#### Required work
Exactly as written, retype the listing below, omitting the pictures.
-- start --
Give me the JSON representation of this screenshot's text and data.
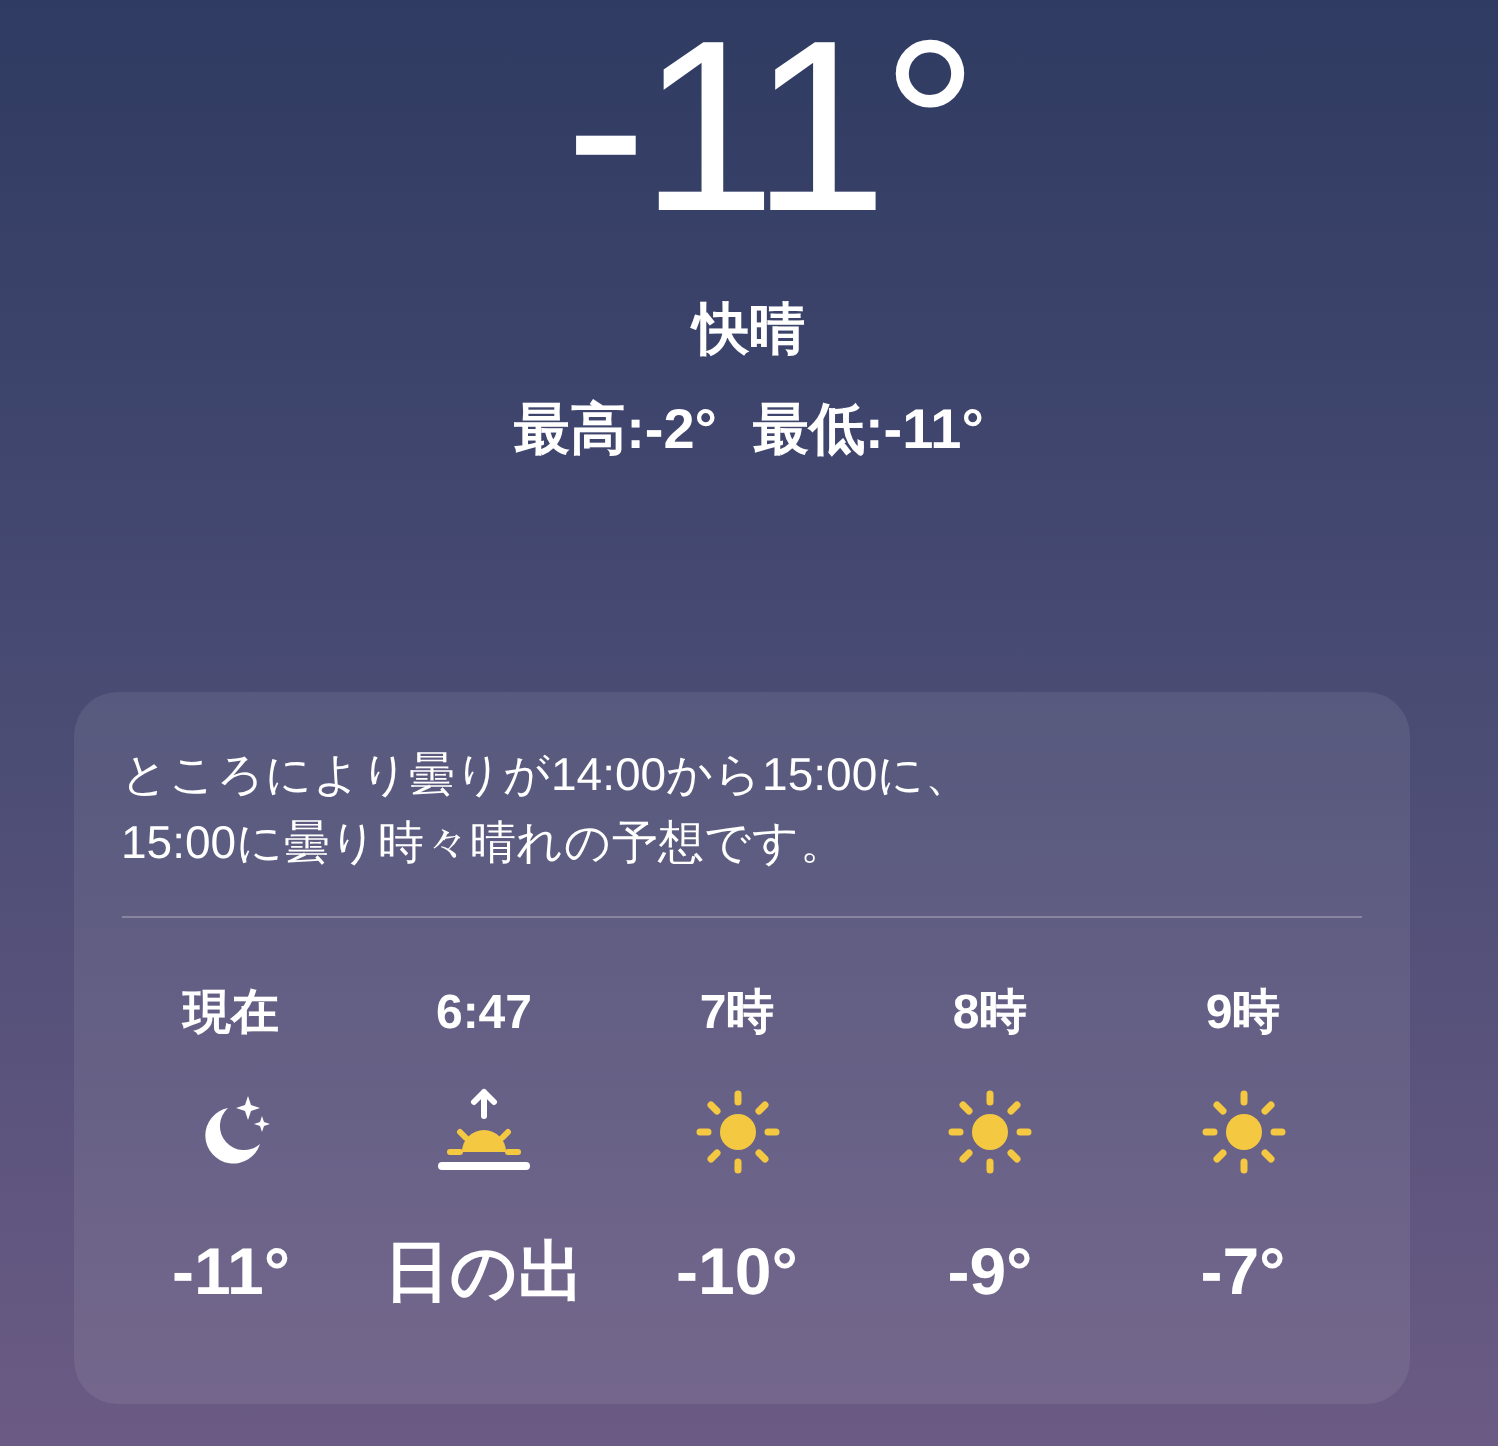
{
  "current": {
    "temperature": "-11°",
    "condition": "快晴",
    "high": "最高:-2°",
    "low": "最低:-11°"
  },
  "forecast_card": {
    "summary": "ところにより曇りが14:00から15:00に、15:00に曇り時々晴れの予想です。",
    "hours": [
      {
        "time": "現在",
        "kind": "moon",
        "value": "-11°"
      },
      {
        "time": "6:47",
        "kind": "sunrise",
        "value": "日の出"
      },
      {
        "time": "7時",
        "kind": "sun",
        "value": "-10°"
      },
      {
        "time": "8時",
        "kind": "sun",
        "value": "-9°"
      },
      {
        "time": "9時",
        "kind": "sun",
        "value": "-7°"
      }
    ]
  }
}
-- end --
#### Task response
Give me the JSON representation of this screenshot's text and data.
{
  "current": {
    "temperature": "-11°",
    "condition": "快晴",
    "high": "最高:-2°",
    "low": "最低:-11°"
  },
  "forecast_card": {
    "summary": "ところにより曇りが14:00から15:00に、15:00に曇り時々晴れの予想です。",
    "hours": [
      {
        "time": "現在",
        "kind": "moon",
        "value": "-11°"
      },
      {
        "time": "6:47",
        "kind": "sunrise",
        "value": "日の出"
      },
      {
        "time": "7時",
        "kind": "sun",
        "value": "-10°"
      },
      {
        "time": "8時",
        "kind": "sun",
        "value": "-9°"
      },
      {
        "time": "9時",
        "kind": "sun",
        "value": "-7°"
      }
    ]
  }
}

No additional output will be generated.